**Instructions to follow:**
From the records, pick out and copy each line containing "단위사업".

Dataset items:
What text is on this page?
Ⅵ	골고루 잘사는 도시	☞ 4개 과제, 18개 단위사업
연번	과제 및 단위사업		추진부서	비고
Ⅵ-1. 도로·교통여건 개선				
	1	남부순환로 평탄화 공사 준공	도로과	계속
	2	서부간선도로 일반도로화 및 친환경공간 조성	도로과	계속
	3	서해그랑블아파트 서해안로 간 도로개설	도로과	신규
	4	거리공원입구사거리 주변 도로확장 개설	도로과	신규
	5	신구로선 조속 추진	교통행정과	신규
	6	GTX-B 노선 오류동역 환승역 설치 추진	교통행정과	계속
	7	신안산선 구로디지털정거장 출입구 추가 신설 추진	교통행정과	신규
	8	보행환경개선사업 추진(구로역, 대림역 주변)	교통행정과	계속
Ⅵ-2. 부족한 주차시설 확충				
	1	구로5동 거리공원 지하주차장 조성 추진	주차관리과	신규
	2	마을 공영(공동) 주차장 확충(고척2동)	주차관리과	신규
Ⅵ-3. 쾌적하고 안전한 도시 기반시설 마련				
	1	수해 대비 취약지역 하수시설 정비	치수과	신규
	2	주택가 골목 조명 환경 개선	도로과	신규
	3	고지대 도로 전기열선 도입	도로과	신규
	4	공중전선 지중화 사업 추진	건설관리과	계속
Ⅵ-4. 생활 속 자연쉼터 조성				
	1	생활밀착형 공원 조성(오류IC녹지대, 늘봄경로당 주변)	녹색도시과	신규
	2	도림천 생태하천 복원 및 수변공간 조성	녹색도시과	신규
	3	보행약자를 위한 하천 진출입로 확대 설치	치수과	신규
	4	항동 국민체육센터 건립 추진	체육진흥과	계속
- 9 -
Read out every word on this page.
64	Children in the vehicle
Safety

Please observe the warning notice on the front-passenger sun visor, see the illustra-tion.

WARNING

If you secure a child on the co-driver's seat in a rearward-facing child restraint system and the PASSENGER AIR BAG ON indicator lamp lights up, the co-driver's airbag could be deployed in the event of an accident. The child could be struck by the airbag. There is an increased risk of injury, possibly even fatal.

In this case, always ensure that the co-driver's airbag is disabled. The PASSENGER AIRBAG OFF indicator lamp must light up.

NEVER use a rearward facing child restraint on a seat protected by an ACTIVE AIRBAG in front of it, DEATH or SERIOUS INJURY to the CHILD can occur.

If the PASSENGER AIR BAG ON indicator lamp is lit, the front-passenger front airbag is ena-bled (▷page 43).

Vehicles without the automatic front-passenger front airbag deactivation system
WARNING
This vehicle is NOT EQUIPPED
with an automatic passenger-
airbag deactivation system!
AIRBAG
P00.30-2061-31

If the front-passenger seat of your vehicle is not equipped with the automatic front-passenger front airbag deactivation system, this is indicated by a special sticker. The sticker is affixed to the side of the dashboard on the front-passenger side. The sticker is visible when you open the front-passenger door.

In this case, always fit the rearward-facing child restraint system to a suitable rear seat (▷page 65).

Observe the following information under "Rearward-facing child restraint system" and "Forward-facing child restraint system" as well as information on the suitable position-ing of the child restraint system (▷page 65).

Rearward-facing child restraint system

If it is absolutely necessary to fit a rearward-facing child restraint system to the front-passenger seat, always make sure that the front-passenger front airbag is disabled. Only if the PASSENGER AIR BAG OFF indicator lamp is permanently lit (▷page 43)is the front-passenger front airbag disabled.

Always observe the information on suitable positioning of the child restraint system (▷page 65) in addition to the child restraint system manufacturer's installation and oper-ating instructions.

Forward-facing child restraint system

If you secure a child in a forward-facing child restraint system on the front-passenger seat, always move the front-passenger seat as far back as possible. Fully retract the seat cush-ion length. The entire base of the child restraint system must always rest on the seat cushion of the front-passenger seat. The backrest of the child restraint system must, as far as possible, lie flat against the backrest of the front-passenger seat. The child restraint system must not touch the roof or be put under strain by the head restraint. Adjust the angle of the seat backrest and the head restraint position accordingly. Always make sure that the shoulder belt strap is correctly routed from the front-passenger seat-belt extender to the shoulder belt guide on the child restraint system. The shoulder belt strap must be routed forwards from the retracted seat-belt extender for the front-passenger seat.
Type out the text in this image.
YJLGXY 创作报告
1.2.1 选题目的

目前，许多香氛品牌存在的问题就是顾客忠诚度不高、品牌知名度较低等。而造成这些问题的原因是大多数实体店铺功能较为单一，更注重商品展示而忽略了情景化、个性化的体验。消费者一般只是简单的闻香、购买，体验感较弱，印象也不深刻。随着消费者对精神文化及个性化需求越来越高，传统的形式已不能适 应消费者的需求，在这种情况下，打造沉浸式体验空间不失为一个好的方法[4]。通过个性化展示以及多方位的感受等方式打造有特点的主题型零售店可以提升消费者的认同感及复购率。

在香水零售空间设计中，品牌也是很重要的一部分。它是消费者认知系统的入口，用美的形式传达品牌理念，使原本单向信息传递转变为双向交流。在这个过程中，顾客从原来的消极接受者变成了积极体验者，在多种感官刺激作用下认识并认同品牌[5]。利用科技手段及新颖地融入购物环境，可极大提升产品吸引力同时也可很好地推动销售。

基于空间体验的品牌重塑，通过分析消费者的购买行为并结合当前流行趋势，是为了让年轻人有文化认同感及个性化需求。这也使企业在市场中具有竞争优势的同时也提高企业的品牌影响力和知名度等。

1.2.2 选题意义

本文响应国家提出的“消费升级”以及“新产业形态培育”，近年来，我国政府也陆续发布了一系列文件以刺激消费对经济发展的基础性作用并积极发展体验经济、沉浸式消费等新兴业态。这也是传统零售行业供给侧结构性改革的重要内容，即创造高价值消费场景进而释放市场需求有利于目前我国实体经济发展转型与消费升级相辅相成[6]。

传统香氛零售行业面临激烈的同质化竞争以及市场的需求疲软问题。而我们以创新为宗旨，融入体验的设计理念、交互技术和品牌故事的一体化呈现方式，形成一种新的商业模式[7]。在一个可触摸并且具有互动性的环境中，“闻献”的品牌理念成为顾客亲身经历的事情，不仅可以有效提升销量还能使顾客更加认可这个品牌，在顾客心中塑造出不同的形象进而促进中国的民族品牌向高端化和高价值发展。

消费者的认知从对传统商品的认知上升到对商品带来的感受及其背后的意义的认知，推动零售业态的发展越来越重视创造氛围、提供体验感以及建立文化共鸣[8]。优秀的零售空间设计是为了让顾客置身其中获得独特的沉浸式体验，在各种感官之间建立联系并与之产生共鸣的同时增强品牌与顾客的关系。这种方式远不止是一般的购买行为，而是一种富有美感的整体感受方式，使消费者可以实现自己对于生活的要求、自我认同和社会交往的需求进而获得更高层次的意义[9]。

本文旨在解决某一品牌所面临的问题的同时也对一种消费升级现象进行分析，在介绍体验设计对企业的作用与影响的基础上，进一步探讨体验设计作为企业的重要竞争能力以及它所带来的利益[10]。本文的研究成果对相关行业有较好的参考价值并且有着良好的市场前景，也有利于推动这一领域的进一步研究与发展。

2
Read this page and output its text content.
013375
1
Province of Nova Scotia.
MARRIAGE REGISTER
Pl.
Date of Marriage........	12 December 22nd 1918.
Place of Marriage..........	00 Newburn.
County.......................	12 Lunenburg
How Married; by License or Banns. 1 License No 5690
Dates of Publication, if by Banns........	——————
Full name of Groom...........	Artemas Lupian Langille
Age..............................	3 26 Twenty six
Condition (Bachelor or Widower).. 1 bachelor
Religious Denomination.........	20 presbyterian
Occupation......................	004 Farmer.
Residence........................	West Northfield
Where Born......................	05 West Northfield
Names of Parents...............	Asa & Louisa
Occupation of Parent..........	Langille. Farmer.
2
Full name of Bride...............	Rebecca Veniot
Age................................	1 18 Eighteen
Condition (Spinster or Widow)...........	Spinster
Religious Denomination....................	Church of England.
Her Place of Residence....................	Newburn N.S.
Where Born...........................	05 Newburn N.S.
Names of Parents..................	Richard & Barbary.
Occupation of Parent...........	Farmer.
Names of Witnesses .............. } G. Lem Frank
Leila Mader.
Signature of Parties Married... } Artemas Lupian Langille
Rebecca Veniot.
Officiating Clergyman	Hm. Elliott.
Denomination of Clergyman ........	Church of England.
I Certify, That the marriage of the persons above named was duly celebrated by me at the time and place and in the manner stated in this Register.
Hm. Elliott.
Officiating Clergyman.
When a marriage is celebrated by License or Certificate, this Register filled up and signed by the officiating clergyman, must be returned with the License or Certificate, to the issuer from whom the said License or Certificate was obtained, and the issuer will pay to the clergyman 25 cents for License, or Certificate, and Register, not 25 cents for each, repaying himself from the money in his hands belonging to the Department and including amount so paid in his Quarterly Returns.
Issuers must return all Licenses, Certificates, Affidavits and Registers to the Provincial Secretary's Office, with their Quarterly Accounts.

**Correct response:**
Ⅵ	골고루 잘사는 도시	☞ 4개 과제, 18개 단위사업
연번	과제 및 단위사업		추진부서	비고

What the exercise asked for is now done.